OBJECTIF DE L'EXERCICE ::
Recopiez sans la moindre modification le passage de l'extrait sur la création monétaire qui commence par « Les banques commerciales » et se poursuit jusqu'à « particuliers et d'entreprises. ».

EXTRAIT RETENU ::
"""

Les banques commerciales créent en effet de la monnaie en octroyant des crédits. Pour bien le comprendre, considérons une économie simplifiée qui comporte une banque centrale (par exemple, la Banque Nationale de Belgique, la Banque de France, la Banque Centrale européenne, etc.) disposant du privilège de l'émission des billets et des pièces, et d'une seule banque commerciale, pour la commodité notée X, ainsi qu'un secteur non bancaire constitué de particuliers et d'entreprises.

Supposons alors qu'un particulier, du nom de Dupond, dispose de 10.000 euros. Qu'il décide, après mûre réflexion, d'en déposer la totalité à la banque X. Supposons aussi que cette dernière conserve 10% de tous ses dépôts sous forme de réserves pour honorer d'éventuelles demandes de remboursement. (Le taux de 10% est appelé coefficient de réserve.) Par conséquent, notre banque peut donc, en bonne logique, prêter 9.000 euros à un certain particulier- appelons-le Ducon. Ce dernier décide illico de déposer ces 9.000 euros sur le compte à vue dont il dispose à la banque X. Celle-ci conserve le dixième comme réserve destinée à faire face à tout remboursement et accorde un prêt à un de ses clients, nommé Durand, pour un montant de 8.100 euros. Notre Durand, client de X, redépose immédiatement la somme de sa chère banque, qui va à nouveau en conserver un dixième et prêter le solde à un particulier ou une entreprise. Ce dernier ou cette dernière décide ensuite de déposer ce montant à un guichet de X qui le prête à raison de 90% à un de ses autres clients, etc., etc.

"""

DONNÉES FOURNIES ::
"""

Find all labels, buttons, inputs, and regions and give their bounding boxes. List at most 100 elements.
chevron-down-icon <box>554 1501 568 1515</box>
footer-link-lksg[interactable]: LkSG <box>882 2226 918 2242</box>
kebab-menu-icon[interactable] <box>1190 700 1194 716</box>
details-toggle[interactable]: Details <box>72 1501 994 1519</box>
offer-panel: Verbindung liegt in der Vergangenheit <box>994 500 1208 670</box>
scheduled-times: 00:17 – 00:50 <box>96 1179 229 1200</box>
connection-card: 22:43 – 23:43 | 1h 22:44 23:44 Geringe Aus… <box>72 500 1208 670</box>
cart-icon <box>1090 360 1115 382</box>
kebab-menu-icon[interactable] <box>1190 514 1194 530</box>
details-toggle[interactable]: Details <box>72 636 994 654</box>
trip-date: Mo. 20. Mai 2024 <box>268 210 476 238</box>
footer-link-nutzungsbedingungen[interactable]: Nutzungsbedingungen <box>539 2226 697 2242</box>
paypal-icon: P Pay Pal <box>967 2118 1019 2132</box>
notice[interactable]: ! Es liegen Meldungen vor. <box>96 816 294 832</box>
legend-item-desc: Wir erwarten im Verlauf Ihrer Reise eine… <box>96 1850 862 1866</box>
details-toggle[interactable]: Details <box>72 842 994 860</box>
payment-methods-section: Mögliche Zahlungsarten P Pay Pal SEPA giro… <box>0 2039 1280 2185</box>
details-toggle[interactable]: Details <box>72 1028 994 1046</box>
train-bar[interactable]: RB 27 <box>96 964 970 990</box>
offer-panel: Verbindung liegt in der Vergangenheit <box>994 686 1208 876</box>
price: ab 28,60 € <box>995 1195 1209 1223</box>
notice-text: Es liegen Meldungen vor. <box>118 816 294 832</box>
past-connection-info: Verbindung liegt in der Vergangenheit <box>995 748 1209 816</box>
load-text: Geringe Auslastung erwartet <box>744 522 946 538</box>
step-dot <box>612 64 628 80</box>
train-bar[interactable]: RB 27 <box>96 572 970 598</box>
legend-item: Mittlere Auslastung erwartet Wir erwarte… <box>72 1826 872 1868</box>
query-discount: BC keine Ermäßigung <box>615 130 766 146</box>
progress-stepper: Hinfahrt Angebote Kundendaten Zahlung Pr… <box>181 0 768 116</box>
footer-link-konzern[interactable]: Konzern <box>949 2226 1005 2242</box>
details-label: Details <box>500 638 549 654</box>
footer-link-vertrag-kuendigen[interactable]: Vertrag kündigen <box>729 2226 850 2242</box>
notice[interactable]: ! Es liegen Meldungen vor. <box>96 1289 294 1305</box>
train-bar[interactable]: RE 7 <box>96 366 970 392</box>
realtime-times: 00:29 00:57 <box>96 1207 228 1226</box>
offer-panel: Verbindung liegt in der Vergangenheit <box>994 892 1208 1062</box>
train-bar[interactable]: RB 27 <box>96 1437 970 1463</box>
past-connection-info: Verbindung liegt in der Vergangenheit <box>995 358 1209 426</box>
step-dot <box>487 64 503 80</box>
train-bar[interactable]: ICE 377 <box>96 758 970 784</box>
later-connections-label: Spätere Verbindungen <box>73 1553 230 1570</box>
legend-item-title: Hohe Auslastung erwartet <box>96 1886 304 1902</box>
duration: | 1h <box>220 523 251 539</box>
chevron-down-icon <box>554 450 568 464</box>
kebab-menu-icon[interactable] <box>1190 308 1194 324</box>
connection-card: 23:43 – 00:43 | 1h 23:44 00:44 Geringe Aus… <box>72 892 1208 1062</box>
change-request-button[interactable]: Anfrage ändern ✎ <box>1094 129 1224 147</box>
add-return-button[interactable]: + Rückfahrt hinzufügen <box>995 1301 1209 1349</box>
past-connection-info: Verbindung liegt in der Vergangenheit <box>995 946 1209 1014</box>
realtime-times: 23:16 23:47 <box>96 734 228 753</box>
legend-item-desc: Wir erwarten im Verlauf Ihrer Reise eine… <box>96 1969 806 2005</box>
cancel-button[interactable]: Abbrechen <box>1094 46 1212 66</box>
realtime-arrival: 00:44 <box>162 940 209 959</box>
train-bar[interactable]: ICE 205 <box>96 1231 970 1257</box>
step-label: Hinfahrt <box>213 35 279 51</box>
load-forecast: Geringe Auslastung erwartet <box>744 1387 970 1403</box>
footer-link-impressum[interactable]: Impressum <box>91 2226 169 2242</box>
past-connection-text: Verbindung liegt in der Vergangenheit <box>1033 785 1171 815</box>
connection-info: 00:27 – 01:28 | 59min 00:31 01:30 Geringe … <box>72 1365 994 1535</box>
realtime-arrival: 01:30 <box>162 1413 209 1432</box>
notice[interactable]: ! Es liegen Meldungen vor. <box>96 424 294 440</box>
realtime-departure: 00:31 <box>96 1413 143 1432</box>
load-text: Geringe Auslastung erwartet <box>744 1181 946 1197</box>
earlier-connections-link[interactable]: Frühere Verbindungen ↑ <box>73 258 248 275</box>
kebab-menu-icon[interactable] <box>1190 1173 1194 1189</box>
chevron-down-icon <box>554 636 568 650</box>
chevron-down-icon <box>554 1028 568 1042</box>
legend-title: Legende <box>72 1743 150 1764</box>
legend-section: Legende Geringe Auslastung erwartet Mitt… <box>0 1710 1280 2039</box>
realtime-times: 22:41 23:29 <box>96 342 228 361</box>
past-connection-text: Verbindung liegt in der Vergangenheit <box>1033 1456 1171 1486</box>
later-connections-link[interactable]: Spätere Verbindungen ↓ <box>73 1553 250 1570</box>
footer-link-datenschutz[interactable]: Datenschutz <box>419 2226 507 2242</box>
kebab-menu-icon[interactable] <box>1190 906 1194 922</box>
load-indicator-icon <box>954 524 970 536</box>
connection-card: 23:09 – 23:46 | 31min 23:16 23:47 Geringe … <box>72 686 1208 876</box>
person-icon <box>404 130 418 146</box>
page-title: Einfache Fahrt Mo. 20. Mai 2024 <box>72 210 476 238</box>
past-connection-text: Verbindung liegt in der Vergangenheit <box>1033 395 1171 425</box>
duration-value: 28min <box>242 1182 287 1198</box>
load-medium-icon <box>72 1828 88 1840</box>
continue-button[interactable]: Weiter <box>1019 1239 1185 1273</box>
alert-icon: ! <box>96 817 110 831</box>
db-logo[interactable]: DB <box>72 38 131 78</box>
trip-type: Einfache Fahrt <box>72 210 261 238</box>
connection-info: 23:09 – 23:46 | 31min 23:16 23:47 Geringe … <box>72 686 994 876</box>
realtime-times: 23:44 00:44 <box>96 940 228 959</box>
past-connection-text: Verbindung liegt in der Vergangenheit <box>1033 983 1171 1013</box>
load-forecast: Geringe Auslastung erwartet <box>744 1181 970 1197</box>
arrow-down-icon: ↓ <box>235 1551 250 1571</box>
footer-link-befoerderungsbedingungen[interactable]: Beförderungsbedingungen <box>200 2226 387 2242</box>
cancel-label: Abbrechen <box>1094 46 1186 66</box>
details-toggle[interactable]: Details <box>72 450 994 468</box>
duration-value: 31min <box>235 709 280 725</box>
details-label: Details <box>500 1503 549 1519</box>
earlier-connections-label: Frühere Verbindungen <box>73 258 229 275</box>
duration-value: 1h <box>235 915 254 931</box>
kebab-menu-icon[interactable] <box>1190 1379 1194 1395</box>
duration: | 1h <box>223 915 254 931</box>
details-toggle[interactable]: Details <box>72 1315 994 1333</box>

"""

RÉPONSE ATTENDUE ::
Les banques commerciales créent en effet de la monnaie en octroyant des crédits. Pour bien le comprendre, considérons une économie simplifiée qui comporte une banque centrale (par exemple, la Banque Nationale de Belgique, la Banque de France, la Banque Centrale européenne, etc.) disposant du privilège de l'émission des billets et des pièces, et d'une seule banque commerciale, pour la commodité notée X, ainsi qu'un secteur non bancaire constitué de particuliers et d'entreprises.